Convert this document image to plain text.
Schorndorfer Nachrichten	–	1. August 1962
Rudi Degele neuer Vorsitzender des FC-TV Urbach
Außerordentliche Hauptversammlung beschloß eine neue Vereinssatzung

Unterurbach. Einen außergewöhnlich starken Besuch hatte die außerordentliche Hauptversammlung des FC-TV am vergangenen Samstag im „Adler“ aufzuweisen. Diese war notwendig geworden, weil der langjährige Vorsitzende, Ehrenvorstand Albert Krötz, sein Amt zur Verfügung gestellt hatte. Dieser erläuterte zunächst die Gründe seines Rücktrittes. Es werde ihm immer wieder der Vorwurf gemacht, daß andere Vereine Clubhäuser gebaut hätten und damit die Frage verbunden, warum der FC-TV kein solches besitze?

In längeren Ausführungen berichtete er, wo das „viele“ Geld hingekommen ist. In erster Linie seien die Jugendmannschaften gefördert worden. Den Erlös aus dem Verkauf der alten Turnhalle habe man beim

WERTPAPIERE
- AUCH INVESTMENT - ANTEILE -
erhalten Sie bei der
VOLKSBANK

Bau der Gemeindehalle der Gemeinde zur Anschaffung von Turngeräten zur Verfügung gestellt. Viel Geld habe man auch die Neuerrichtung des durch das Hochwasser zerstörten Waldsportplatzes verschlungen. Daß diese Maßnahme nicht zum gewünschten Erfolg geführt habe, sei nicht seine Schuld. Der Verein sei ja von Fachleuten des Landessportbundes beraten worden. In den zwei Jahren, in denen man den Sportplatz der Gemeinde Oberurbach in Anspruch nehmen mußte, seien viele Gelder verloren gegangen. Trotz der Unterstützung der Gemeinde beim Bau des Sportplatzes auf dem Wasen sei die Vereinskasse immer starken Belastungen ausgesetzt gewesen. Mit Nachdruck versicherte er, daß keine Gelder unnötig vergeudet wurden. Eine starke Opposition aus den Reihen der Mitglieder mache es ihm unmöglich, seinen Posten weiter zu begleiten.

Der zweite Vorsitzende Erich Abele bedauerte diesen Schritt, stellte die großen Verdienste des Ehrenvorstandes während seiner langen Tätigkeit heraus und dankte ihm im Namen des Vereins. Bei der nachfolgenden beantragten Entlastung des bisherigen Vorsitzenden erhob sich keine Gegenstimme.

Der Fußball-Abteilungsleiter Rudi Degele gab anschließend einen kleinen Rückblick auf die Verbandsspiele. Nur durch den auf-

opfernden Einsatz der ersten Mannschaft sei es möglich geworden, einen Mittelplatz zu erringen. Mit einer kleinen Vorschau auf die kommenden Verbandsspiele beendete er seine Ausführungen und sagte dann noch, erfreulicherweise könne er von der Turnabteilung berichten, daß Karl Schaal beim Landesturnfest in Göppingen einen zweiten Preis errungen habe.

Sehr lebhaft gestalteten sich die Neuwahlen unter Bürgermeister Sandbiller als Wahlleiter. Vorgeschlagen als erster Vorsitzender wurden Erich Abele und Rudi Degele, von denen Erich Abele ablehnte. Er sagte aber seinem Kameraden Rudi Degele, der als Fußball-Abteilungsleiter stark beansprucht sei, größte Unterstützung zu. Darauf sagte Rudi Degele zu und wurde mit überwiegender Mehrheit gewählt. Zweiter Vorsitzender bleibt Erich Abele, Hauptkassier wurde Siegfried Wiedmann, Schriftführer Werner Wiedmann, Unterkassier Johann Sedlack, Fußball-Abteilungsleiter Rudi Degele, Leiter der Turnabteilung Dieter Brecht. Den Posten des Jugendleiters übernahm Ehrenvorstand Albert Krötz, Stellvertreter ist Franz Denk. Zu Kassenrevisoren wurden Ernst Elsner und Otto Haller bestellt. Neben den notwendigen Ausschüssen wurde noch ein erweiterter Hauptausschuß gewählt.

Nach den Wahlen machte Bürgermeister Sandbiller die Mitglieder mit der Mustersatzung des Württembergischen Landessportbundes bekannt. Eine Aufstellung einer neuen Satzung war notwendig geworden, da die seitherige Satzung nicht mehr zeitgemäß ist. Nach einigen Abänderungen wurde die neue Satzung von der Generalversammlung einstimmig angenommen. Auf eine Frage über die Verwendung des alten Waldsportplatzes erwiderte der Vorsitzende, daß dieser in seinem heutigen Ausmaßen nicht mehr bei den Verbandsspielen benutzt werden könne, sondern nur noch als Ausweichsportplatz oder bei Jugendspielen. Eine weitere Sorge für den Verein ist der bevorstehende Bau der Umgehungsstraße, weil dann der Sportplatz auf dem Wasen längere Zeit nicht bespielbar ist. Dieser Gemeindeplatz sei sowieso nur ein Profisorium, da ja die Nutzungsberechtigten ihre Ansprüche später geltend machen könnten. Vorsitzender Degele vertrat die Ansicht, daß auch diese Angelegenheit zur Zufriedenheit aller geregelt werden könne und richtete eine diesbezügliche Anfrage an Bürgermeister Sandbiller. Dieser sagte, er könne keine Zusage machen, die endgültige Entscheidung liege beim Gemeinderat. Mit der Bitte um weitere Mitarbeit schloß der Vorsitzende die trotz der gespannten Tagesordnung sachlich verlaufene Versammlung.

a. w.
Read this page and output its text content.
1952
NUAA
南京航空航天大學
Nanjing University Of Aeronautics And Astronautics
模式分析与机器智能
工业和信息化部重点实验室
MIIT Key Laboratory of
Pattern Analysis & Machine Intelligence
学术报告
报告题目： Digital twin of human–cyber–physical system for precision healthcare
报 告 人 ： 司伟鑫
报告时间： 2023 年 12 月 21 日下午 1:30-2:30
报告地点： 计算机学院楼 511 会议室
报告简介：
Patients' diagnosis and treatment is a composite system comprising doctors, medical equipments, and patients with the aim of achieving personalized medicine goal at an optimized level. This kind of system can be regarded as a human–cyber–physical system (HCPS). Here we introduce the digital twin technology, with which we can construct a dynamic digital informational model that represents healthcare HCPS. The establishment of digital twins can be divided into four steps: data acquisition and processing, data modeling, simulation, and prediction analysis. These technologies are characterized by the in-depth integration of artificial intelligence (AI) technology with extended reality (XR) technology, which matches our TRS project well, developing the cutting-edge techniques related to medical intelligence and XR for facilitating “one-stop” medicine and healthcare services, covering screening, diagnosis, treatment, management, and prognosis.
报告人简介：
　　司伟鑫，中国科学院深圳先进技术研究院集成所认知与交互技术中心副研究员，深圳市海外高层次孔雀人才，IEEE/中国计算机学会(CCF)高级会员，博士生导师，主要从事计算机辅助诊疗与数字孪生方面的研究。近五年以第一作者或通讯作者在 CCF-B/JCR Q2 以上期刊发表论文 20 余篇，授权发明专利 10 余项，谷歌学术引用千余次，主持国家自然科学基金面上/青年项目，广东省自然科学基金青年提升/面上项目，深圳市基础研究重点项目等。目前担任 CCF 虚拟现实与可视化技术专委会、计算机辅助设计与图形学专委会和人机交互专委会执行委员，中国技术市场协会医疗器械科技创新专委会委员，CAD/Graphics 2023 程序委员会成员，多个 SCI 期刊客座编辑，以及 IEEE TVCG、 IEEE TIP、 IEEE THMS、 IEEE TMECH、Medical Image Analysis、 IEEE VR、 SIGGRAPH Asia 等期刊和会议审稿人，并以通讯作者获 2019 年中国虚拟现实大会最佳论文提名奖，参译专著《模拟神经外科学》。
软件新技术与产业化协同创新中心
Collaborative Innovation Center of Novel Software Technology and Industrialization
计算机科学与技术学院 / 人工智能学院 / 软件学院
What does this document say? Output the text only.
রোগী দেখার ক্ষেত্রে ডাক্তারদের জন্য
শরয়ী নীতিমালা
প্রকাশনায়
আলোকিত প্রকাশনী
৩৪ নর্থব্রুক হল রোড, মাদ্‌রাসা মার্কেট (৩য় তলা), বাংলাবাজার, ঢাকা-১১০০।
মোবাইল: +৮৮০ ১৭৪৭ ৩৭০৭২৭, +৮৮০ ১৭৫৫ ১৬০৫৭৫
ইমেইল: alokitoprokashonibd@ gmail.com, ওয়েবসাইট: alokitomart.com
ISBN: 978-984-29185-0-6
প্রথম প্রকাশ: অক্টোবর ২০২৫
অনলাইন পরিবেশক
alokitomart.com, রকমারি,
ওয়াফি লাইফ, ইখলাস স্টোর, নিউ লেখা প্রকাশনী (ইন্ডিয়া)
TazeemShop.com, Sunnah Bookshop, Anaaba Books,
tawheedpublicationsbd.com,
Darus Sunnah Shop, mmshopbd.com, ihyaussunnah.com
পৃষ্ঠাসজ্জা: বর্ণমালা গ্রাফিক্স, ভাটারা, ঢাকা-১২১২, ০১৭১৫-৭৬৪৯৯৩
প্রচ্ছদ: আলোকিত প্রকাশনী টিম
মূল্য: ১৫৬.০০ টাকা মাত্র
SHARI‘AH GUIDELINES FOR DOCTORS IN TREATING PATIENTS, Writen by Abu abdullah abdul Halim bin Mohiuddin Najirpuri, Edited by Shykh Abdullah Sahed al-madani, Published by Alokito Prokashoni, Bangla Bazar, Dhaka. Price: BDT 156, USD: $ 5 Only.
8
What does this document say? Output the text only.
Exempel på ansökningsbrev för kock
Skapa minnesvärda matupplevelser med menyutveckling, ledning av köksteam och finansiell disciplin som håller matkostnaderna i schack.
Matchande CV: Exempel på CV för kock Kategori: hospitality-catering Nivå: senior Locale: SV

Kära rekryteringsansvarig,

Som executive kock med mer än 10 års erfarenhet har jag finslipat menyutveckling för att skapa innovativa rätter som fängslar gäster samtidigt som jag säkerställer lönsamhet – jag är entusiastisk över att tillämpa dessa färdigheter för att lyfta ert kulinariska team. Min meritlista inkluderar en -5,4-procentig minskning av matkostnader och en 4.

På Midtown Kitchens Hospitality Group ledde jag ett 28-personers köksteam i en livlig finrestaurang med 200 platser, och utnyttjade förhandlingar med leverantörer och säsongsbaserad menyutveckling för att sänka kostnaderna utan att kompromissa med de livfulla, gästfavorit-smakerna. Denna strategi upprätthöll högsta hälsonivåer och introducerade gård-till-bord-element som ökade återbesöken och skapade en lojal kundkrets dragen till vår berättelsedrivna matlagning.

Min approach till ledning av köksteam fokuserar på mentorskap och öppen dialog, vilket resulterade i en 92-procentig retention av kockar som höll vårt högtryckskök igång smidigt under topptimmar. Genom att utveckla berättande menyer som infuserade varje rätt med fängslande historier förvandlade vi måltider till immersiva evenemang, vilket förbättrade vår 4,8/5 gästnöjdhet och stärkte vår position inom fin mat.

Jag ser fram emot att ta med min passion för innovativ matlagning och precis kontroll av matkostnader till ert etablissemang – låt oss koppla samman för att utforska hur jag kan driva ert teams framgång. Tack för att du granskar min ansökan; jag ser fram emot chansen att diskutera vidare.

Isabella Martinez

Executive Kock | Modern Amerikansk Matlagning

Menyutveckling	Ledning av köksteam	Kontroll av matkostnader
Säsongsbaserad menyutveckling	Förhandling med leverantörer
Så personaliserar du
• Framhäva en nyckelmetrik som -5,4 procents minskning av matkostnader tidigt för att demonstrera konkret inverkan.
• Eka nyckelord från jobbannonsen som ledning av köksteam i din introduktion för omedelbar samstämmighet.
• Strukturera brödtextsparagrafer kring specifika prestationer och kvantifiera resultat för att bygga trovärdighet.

• • • • • • •

# [Work item]
The answer must be every line from the records above that contains "Sunnah".

# [Exercise solution]
TazeemShop.com, Sunnah Bookshop, Anaaba Books,
Darus Sunnah Shop, mmshopbd.com, ihyaussunnah.com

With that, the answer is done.